-- Records provided --
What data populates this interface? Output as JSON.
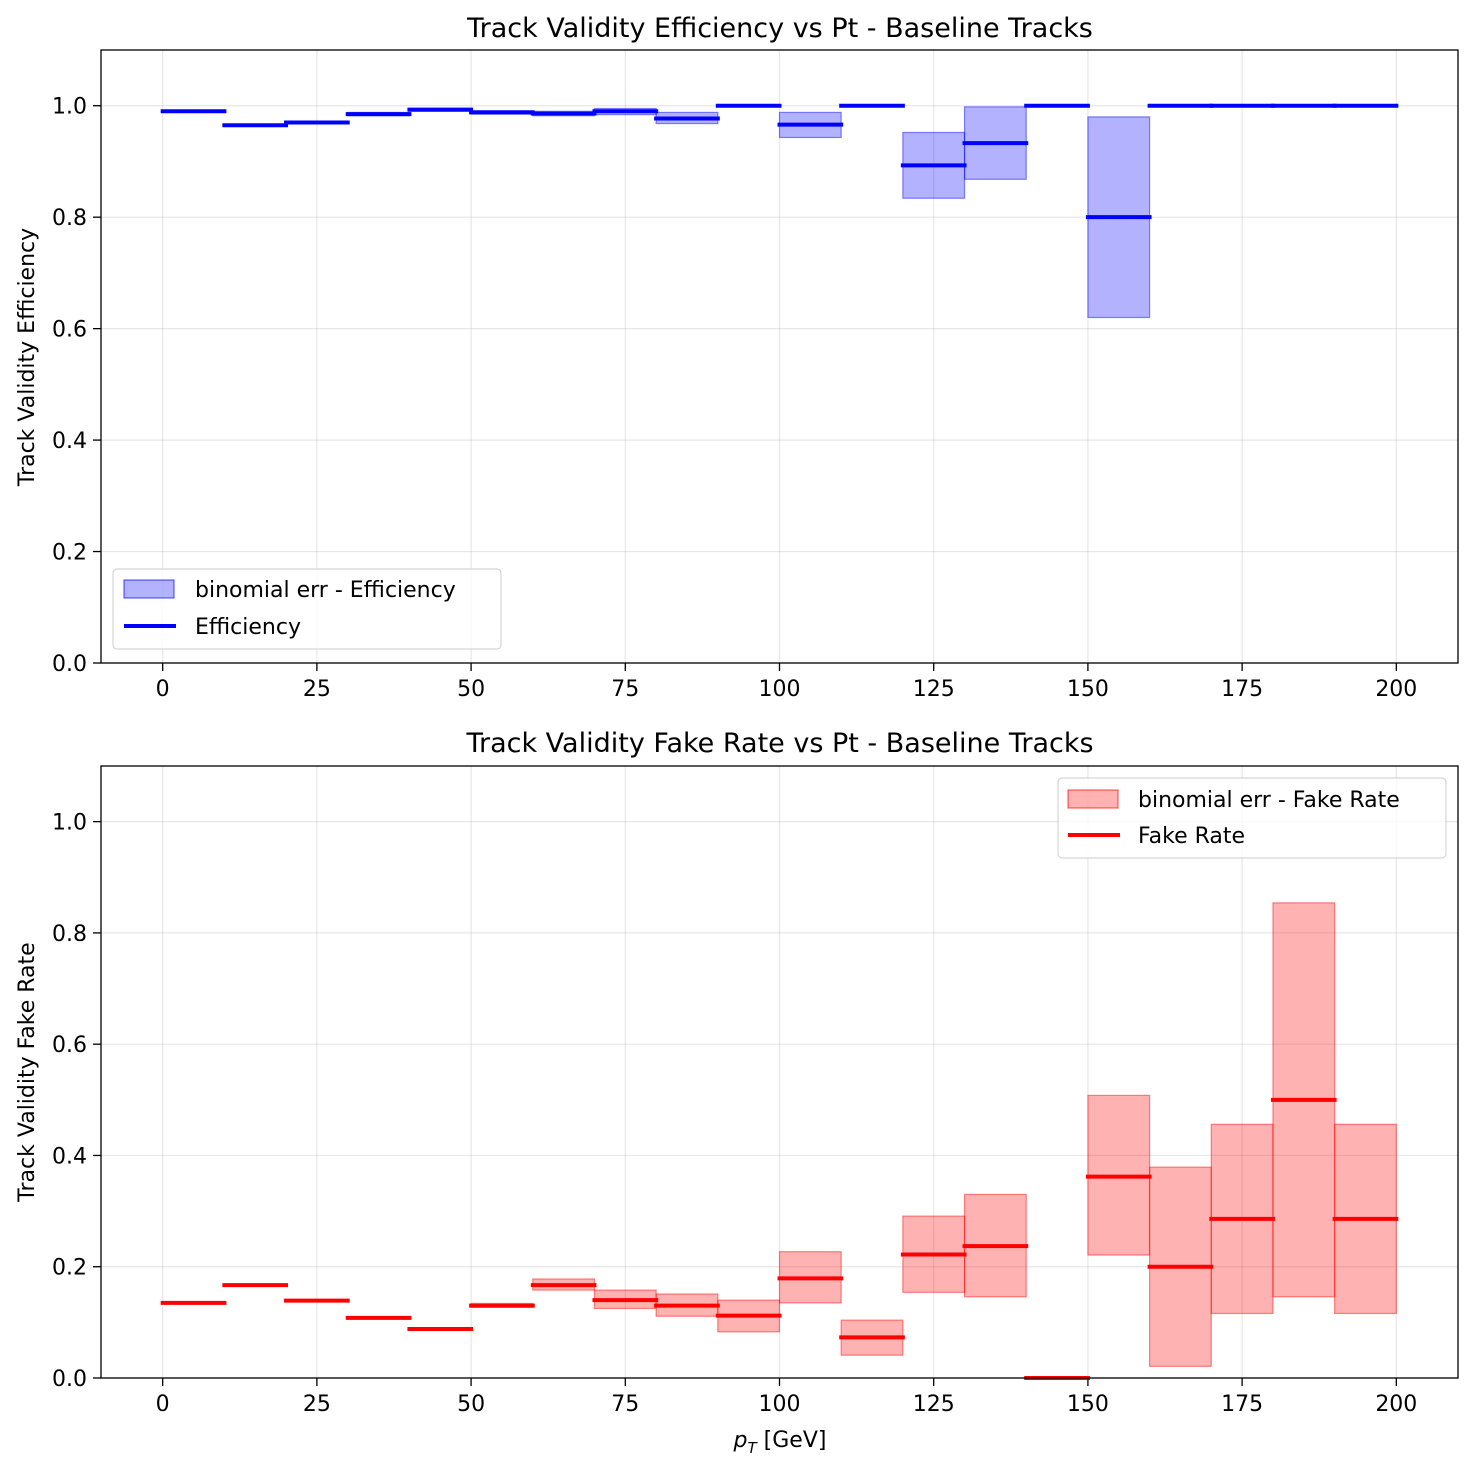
{
  "chart_data": [
    {
      "type": "bar",
      "title": "Track Validity Efficiency vs Pt - Baseline Tracks",
      "xlabel": "",
      "ylabel": "Track Validity Efficiency",
      "xlim": [
        -10,
        210
      ],
      "ylim": [
        0,
        1.1
      ],
      "xticks": [
        0,
        25,
        50,
        75,
        100,
        125,
        150,
        175,
        200
      ],
      "yticks": [
        0.0,
        0.2,
        0.4,
        0.6,
        0.8,
        1.0
      ],
      "grid": true,
      "legend_position": "lower-left",
      "bin_edges": [
        0,
        10,
        20,
        30,
        40,
        50,
        60,
        70,
        80,
        90,
        100,
        110,
        120,
        130,
        140,
        150,
        160,
        170,
        180,
        190,
        200
      ],
      "series": [
        {
          "name": "Efficiency",
          "kind": "step-line",
          "color": "#0000ff",
          "values": [
            0.99,
            0.965,
            0.97,
            0.985,
            0.993,
            0.988,
            0.986,
            0.99,
            0.977,
            1.0,
            0.966,
            1.0,
            0.893,
            0.933,
            1.0,
            0.8,
            1.0,
            1.0,
            1.0,
            1.0
          ]
        },
        {
          "name": "binomial err - Efficiency",
          "kind": "error-band",
          "color": "#0000ff",
          "low": [
            0.988,
            0.963,
            0.968,
            0.982,
            0.99,
            0.985,
            0.982,
            0.984,
            0.968,
            1.0,
            0.943,
            1.0,
            0.834,
            0.868,
            1.0,
            0.62,
            1.0,
            1.0,
            1.0,
            1.0
          ],
          "high": [
            0.992,
            0.967,
            0.972,
            0.988,
            0.995,
            0.991,
            0.99,
            0.995,
            0.988,
            1.0,
            0.988,
            1.0,
            0.952,
            0.998,
            1.0,
            0.98,
            1.0,
            1.0,
            1.0,
            1.0
          ]
        }
      ]
    },
    {
      "type": "bar",
      "title": "Track Validity Fake Rate vs Pt - Baseline Tracks",
      "xlabel": "p_T [GeV]",
      "xlabel_main": "p",
      "xlabel_sub": "T",
      "xlabel_unit": " [GeV]",
      "ylabel": "Track Validity Fake Rate",
      "xlim": [
        -10,
        210
      ],
      "ylim": [
        0,
        1.1
      ],
      "xticks": [
        0,
        25,
        50,
        75,
        100,
        125,
        150,
        175,
        200
      ],
      "yticks": [
        0.0,
        0.2,
        0.4,
        0.6,
        0.8,
        1.0
      ],
      "grid": true,
      "legend_position": "upper-right",
      "bin_edges": [
        0,
        10,
        20,
        30,
        40,
        50,
        60,
        70,
        80,
        90,
        100,
        110,
        120,
        130,
        140,
        150,
        160,
        170,
        180,
        190,
        200
      ],
      "series": [
        {
          "name": "Fake Rate",
          "kind": "step-line",
          "color": "#ff0000",
          "values": [
            0.135,
            0.167,
            0.139,
            0.108,
            0.088,
            0.13,
            0.167,
            0.14,
            0.13,
            0.112,
            0.179,
            0.073,
            0.222,
            0.237,
            0.0,
            0.362,
            0.2,
            0.286,
            0.5,
            0.286
          ]
        },
        {
          "name": "binomial err - Fake Rate",
          "kind": "error-band",
          "color": "#ff0000",
          "low": [
            0.133,
            0.165,
            0.137,
            0.106,
            0.086,
            0.127,
            0.158,
            0.125,
            0.111,
            0.083,
            0.135,
            0.041,
            0.154,
            0.146,
            0.0,
            0.221,
            0.021,
            0.116,
            0.146,
            0.116
          ],
          "high": [
            0.137,
            0.169,
            0.141,
            0.11,
            0.09,
            0.134,
            0.178,
            0.158,
            0.151,
            0.14,
            0.227,
            0.104,
            0.291,
            0.33,
            0.0,
            0.508,
            0.379,
            0.456,
            0.854,
            0.456
          ]
        }
      ]
    }
  ]
}
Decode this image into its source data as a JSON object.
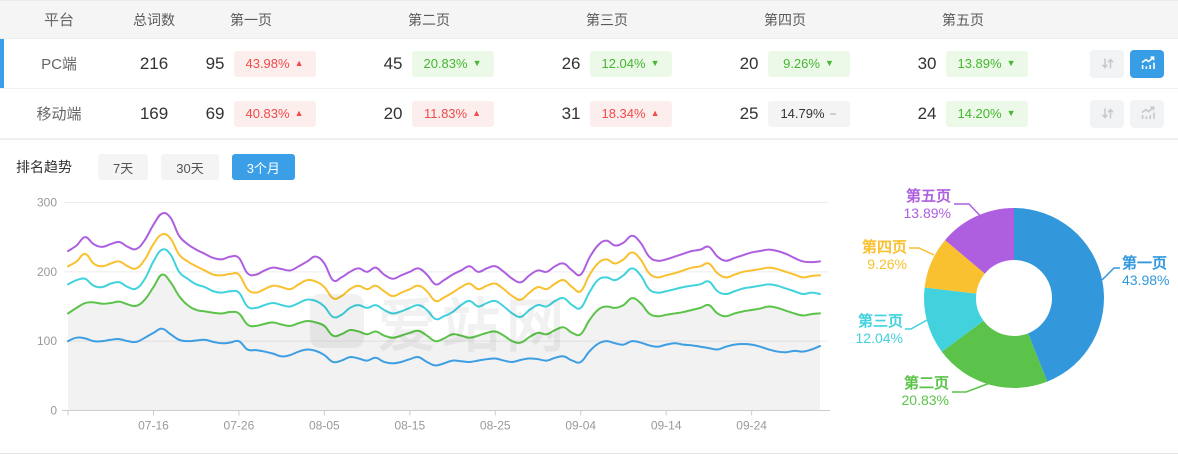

-- Short task --
The word "Fake" may occur in lines of the records. Report how many such lines there are, giving only the number.

-- Full solution --
4